- [Data shown]:
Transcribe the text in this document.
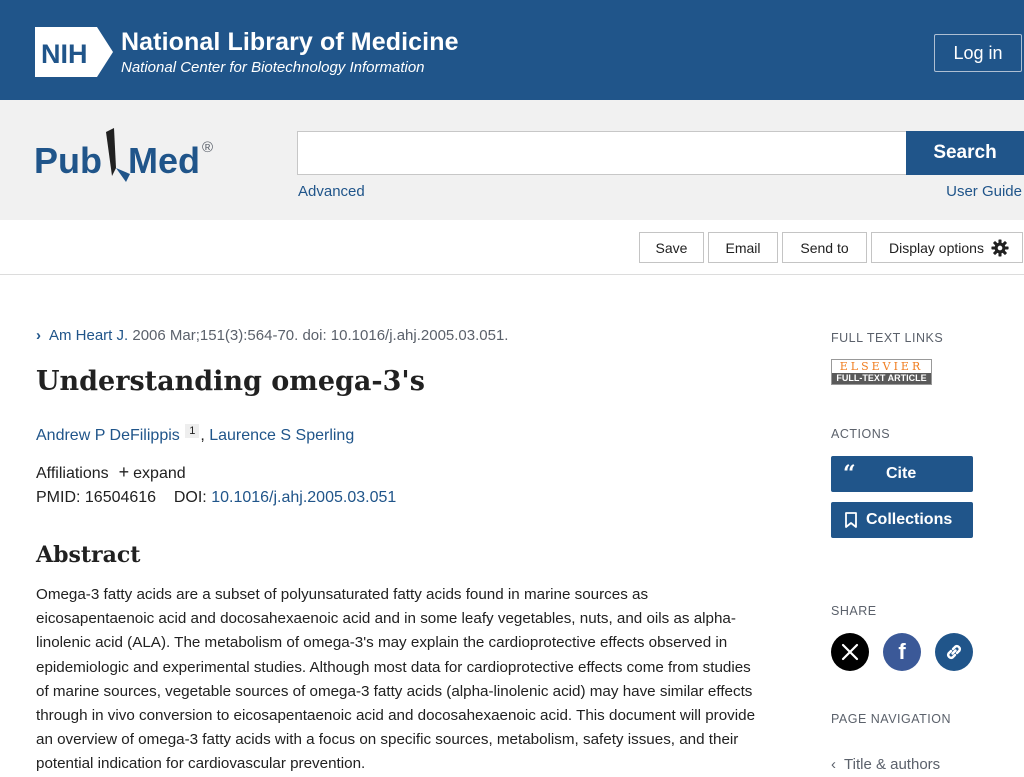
NIH National Library of Medicine
National Center for Biotechnology Information
Log in
Pub Med ®	Search
Advanced	User Guide
Save	Email	Send to	Display options
› Am Heart J. 2006 Mar;151(3):564-70. doi: 10.1016/j.ahj.2005.03.051.
Understanding omega-3's
Andrew P DeFilippis $^1$ , Laurence S Sperling
Affiliations + expand
PMID: 16504616 DOI: 10.1016/j.ahj.2005.03.051
Abstract
Omega-3 fatty acids are a subset of polyunsaturated fatty acids found in marine sources as eicosapentaenoic acid and docosahexaenoic acid and in some leafy vegetables, nuts, and oils as alpha-linolenic acid (ALA). The metabolism of omega-3's may explain the cardioprotective effects observed in epidemiologic and experimental studies. Although most data for cardioprotective effects come from studies of marine sources, vegetable sources of omega-3 fatty acids (alpha-linolenic acid) may have similar effects through in vivo conversion to eicosapentaenoic acid and docosahexaenoic acid. This document will provide an overview of omega-3 fatty acids with a focus on specific sources, metabolism, safety issues, and their potential indication for cardiovascular prevention.
FULL TEXT LINKS
ELSEVIER
FULL-TEXT ARTICLE
ACTIONS
“	Cite
Collections
SHARE
f
PAGE NAVIGATION
‹ Title & authors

- [What needs to be done]:
The records above are to be reproduced exactly; the pictures are to be left out.

- [Exercise output]:
Transcribe the text in this document.
NIH National Library of Medicine
National Center for Biotechnology Information
Log in
Pub Med ®	Search
Advanced	User Guide
Save	Email	Send to	Display options
› Am Heart J. 2006 Mar;151(3):564-70. doi: 10.1016/j.ahj.2005.03.051.
Understanding omega-3's
Andrew P DeFilippis $^1$ , Laurence S Sperling
Affiliations + expand
PMID: 16504616 DOI: 10.1016/j.ahj.2005.03.051
Abstract
Omega-3 fatty acids are a subset of polyunsaturated fatty acids found in marine sources as eicosapentaenoic acid and docosahexaenoic acid and in some leafy vegetables, nuts, and oils as alpha-linolenic acid (ALA). The metabolism of omega-3's may explain the cardioprotective effects observed in epidemiologic and experimental studies. Although most data for cardioprotective effects come from studies of marine sources, vegetable sources of omega-3 fatty acids (alpha-linolenic acid) may have similar effects through in vivo conversion to eicosapentaenoic acid and docosahexaenoic acid. This document will provide an overview of omega-3 fatty acids with a focus on specific sources, metabolism, safety issues, and their potential indication for cardiovascular prevention.
FULL TEXT LINKS
ELSEVIER
FULL-TEXT ARTICLE
ACTIONS
“	Cite
Collections
SHARE
f
PAGE NAVIGATION
‹ Title & authors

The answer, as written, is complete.